**DATA FOR THE TASK**
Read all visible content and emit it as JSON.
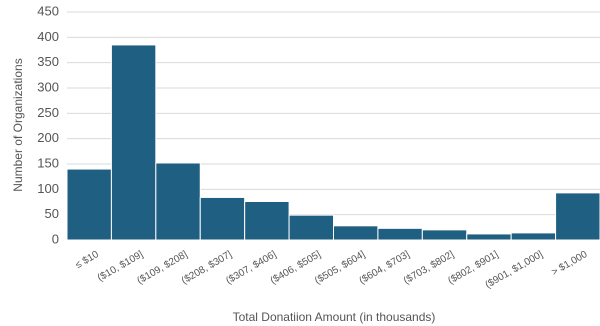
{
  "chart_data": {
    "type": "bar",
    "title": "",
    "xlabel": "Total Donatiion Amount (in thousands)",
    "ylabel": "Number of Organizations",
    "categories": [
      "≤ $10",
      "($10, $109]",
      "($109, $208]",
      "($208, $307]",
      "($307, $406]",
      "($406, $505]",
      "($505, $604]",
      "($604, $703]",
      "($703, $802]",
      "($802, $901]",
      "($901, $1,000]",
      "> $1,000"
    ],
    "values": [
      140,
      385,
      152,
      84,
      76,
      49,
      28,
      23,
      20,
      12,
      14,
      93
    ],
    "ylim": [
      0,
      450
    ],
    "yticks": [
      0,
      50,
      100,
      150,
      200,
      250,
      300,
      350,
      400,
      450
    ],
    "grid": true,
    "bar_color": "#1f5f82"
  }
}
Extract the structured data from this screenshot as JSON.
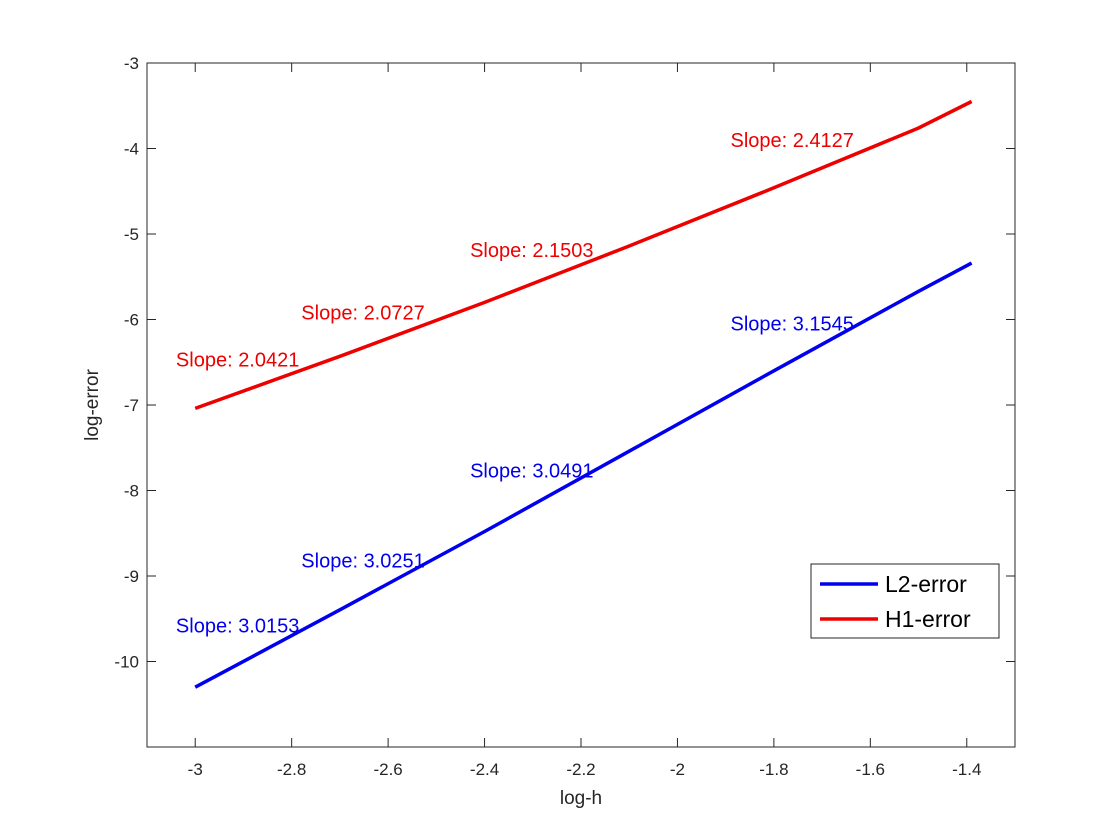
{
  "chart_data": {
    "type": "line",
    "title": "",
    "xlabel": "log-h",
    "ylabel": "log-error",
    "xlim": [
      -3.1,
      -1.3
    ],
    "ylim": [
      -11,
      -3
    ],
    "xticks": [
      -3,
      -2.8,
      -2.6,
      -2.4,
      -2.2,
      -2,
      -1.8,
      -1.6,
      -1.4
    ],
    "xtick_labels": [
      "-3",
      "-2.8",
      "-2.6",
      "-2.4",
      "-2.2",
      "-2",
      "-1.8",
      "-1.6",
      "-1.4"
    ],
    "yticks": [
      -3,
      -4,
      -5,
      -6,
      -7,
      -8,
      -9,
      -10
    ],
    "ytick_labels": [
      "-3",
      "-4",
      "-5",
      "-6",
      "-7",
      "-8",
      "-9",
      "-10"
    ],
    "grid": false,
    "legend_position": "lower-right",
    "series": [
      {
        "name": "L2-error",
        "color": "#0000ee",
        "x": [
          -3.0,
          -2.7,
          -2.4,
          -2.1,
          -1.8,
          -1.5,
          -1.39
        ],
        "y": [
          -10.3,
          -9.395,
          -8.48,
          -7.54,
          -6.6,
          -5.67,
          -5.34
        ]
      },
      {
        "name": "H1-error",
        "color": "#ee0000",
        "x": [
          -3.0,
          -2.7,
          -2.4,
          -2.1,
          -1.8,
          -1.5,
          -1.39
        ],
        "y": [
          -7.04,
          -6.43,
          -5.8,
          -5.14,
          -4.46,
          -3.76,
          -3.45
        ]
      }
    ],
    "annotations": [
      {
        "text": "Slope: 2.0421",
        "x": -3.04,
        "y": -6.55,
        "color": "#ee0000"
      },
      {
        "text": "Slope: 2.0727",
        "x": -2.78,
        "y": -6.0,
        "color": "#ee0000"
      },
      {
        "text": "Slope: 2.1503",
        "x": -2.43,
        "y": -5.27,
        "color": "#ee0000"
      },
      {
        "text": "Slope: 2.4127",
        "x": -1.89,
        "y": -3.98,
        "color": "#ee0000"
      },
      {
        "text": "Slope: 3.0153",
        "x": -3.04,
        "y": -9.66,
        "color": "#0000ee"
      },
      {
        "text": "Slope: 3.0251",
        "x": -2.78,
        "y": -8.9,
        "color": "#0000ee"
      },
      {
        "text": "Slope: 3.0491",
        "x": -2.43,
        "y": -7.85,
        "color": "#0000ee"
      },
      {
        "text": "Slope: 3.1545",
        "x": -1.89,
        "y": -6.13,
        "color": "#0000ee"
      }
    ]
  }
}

--

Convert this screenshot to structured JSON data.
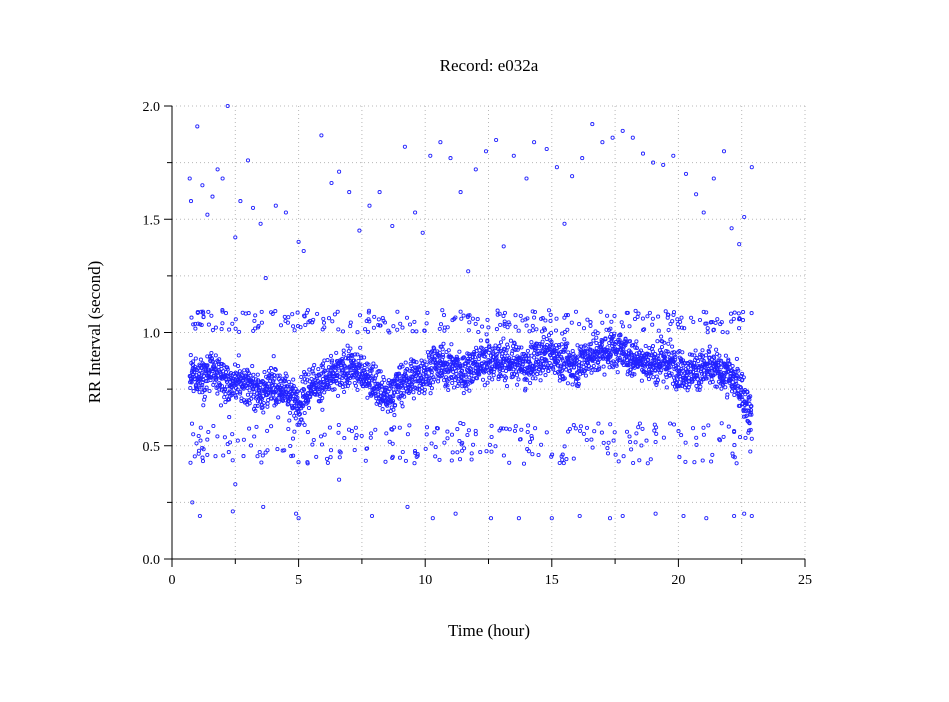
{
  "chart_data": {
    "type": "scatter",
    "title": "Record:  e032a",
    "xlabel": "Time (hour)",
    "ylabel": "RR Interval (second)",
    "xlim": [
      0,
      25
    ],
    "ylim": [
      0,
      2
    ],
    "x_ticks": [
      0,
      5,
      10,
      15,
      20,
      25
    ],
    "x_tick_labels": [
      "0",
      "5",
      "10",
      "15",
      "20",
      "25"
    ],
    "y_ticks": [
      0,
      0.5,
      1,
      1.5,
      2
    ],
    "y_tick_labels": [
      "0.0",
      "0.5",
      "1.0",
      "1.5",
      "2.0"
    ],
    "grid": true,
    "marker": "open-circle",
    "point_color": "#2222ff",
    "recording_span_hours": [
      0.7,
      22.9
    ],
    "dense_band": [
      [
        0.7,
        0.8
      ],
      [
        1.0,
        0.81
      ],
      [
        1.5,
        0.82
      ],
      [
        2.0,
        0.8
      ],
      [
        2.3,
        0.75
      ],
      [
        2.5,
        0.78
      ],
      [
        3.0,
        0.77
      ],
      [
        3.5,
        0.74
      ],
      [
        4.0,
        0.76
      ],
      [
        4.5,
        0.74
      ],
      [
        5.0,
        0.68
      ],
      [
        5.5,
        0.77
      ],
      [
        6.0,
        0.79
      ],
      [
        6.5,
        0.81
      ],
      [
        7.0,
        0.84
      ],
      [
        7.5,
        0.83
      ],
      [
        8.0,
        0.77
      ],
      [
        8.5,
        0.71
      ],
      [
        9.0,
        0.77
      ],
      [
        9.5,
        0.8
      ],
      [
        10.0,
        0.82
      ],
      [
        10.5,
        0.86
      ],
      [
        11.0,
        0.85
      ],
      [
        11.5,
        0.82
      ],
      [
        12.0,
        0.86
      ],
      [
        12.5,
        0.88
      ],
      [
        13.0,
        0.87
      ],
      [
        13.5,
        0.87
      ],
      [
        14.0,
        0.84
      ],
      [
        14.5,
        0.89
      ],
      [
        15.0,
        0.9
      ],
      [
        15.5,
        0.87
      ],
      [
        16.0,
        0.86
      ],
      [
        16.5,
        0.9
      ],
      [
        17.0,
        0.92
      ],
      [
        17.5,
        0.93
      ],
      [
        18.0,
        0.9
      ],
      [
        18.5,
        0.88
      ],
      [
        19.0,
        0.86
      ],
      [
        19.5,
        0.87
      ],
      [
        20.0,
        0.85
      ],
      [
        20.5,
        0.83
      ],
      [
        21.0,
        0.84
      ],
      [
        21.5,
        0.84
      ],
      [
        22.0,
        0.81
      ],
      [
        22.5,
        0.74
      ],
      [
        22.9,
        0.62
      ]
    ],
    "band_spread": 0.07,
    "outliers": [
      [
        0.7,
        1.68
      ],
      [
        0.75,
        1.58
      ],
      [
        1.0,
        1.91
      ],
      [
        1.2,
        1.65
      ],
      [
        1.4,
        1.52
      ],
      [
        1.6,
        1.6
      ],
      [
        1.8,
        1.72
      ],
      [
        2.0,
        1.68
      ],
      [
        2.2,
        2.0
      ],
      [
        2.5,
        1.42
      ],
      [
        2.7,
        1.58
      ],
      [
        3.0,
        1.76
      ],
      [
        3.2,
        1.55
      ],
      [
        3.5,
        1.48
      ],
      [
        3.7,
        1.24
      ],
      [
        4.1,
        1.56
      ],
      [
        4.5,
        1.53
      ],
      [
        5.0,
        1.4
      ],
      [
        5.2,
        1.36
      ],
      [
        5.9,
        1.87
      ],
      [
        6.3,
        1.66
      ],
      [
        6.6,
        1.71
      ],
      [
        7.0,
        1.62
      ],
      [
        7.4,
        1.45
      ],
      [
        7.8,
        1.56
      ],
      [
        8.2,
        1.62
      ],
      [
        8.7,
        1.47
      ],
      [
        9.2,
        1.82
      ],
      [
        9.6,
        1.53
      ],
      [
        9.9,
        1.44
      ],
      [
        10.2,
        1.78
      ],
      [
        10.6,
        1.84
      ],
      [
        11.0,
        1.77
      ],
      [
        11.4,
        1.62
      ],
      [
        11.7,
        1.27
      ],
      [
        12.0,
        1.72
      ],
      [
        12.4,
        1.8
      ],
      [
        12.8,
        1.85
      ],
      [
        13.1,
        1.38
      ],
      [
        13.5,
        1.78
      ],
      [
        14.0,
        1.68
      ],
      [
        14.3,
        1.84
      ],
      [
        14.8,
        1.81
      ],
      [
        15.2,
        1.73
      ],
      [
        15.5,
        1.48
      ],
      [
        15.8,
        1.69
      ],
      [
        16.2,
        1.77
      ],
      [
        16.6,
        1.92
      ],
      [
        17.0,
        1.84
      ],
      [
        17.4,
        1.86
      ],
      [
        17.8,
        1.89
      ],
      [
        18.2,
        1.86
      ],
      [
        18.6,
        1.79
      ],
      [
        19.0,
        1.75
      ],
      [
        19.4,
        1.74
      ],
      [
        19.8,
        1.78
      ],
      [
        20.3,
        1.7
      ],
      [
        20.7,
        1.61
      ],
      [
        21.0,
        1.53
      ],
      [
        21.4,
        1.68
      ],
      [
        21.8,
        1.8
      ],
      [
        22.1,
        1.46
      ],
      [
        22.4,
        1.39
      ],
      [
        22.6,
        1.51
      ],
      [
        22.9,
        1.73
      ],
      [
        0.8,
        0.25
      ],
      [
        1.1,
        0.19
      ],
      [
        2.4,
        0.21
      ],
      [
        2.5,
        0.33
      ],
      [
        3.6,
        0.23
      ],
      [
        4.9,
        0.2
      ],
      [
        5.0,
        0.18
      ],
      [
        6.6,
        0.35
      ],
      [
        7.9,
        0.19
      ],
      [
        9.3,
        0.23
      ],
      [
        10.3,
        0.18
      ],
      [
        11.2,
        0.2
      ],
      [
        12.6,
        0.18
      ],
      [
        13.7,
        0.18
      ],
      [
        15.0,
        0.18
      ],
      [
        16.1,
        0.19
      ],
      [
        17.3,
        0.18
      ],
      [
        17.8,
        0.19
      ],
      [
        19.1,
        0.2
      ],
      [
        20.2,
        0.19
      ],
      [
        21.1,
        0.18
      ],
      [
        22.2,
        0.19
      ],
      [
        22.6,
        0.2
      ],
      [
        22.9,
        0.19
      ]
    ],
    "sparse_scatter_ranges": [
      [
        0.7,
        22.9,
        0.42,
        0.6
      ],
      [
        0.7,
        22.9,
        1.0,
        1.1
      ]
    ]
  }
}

**WHAT IS ASKED**
Each line that has the word "error" counts once. How many such lines are in the data? Give the number alone.

**EXERCISE ANSWER**
3